::: MATERIAL

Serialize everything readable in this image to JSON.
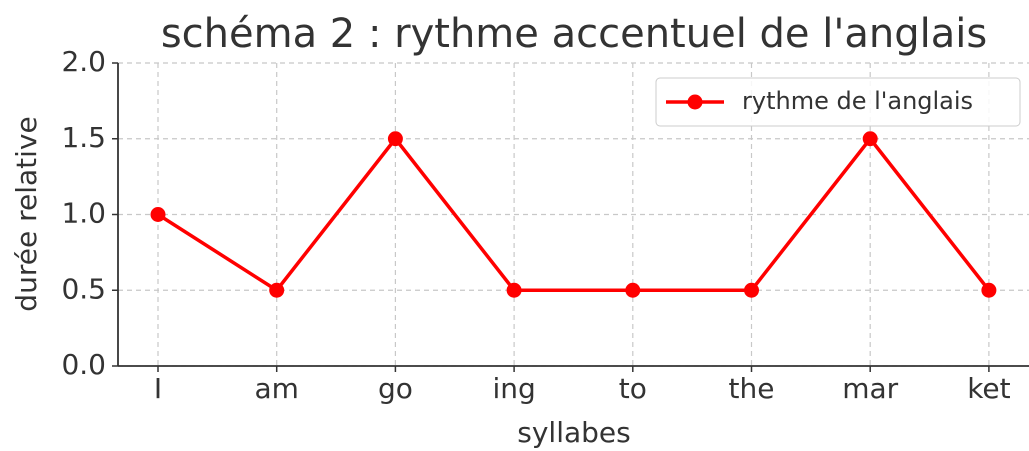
{
  "chart_data": {
    "type": "line",
    "title": "schéma 2 : rythme accentuel de l'anglais",
    "xlabel": "syllabes",
    "ylabel": "durée relative",
    "categories": [
      "I",
      "am",
      "go",
      "ing",
      "to",
      "the",
      "mar",
      "ket"
    ],
    "series": [
      {
        "name": "rythme de l'anglais",
        "color": "#ff0000",
        "values": [
          1.0,
          0.5,
          1.5,
          0.5,
          0.5,
          0.5,
          1.5,
          0.5
        ]
      }
    ],
    "ylim": [
      0,
      2
    ],
    "yticks": [
      {
        "value": 0,
        "label": "0.0"
      },
      0.5,
      {
        "value": 1,
        "label": "1.0"
      },
      1.5,
      {
        "value": 2,
        "label": "2.0"
      }
    ],
    "grid": true,
    "legend": "upper right"
  }
}
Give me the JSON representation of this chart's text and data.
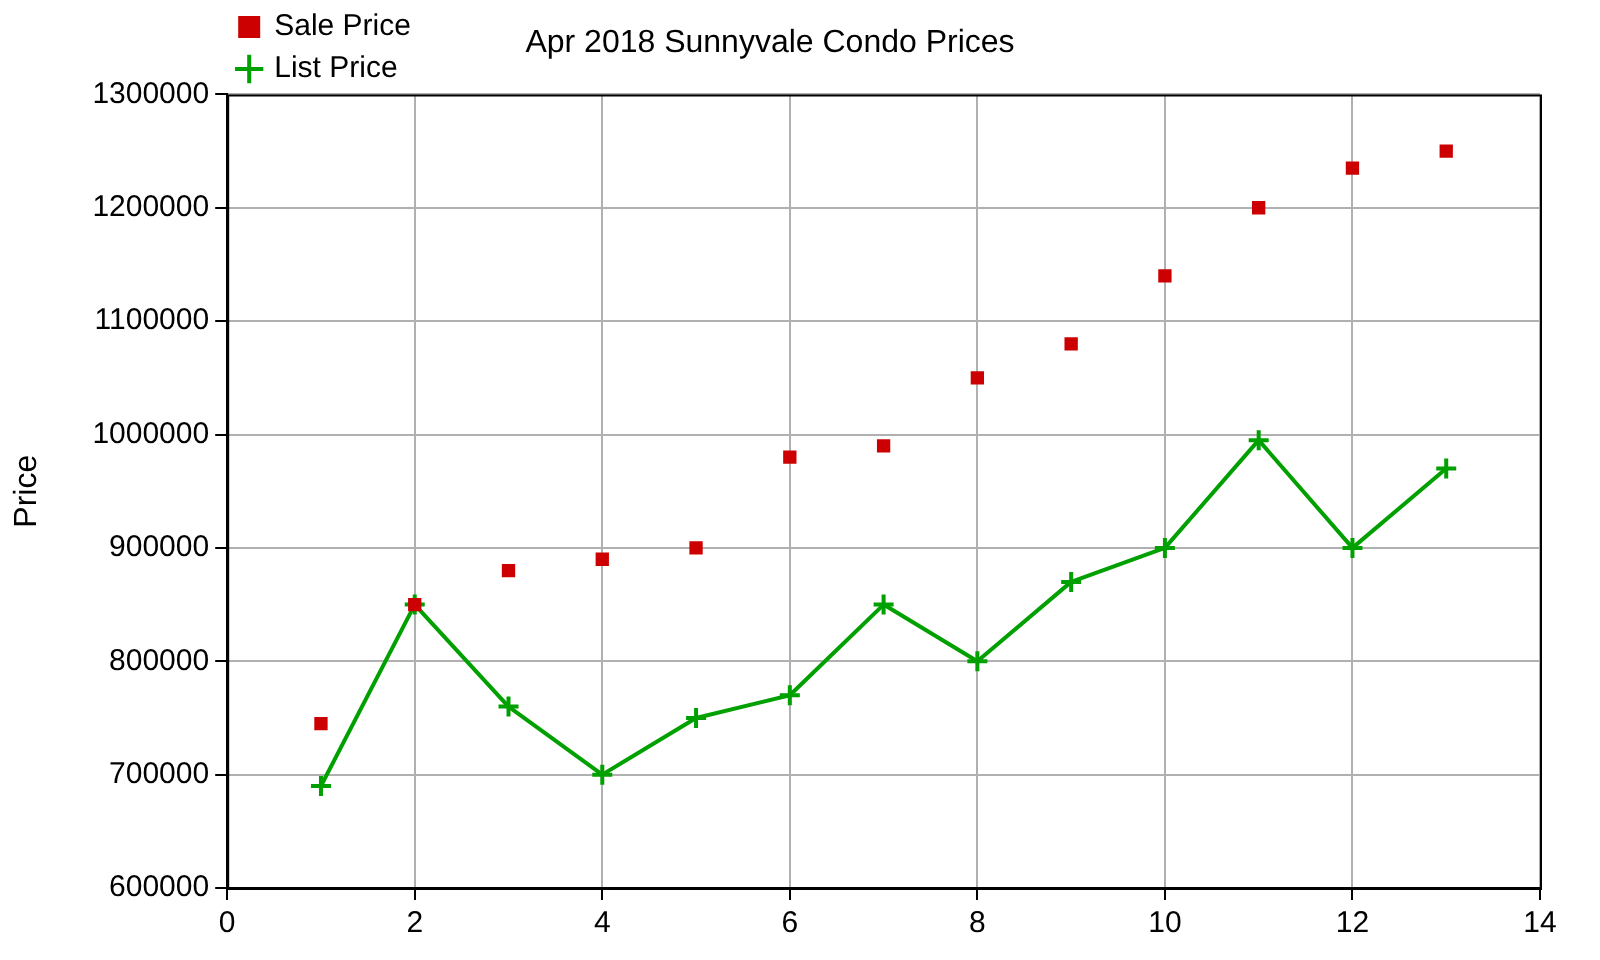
{
  "chart_data": {
    "type": "line",
    "title": "Apr 2018 Sunnyvale Condo Prices",
    "ylabel": "Price",
    "x": [
      1,
      2,
      3,
      4,
      5,
      6,
      7,
      8,
      9,
      10,
      11,
      12,
      13
    ],
    "series": [
      {
        "name": "List Price",
        "color": "#00a000",
        "marker": "cross",
        "values": [
          690000,
          850000,
          760000,
          700000,
          750000,
          770000,
          850000,
          800000,
          870000,
          900000,
          995000,
          900000,
          970000
        ]
      },
      {
        "name": "Sale Price",
        "type": "scatter",
        "color": "#cc0000",
        "marker": "square",
        "values": [
          745000,
          850000,
          880000,
          890000,
          900000,
          980000,
          990000,
          1050000,
          1080000,
          1140000,
          1200000,
          1235000,
          1250000
        ]
      }
    ],
    "xlim": [
      0,
      14
    ],
    "xticks": [
      0,
      2,
      4,
      6,
      8,
      10,
      12,
      14
    ],
    "ylim": [
      600000,
      1300000
    ],
    "yticks": [
      600000,
      700000,
      800000,
      900000,
      1000000,
      1100000,
      1200000,
      1300000
    ],
    "grid": true,
    "legend": "top left"
  }
}
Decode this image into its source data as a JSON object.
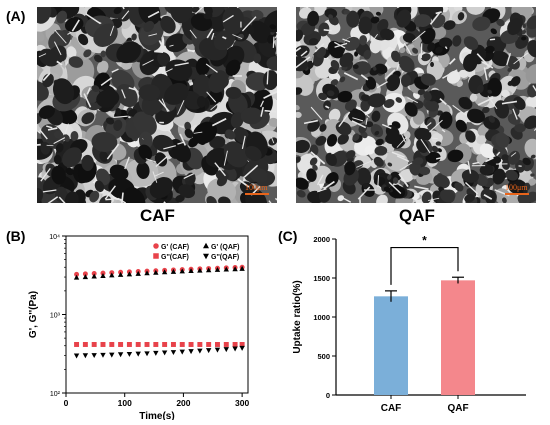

::::::

* **TO DO**
Search the data for "color". Copy every matching line.

* **RESPONSE TO THIS EXERCISE**
        "color": "#ff0000",
        "color": "#00a000",
        "color": "#cc0000",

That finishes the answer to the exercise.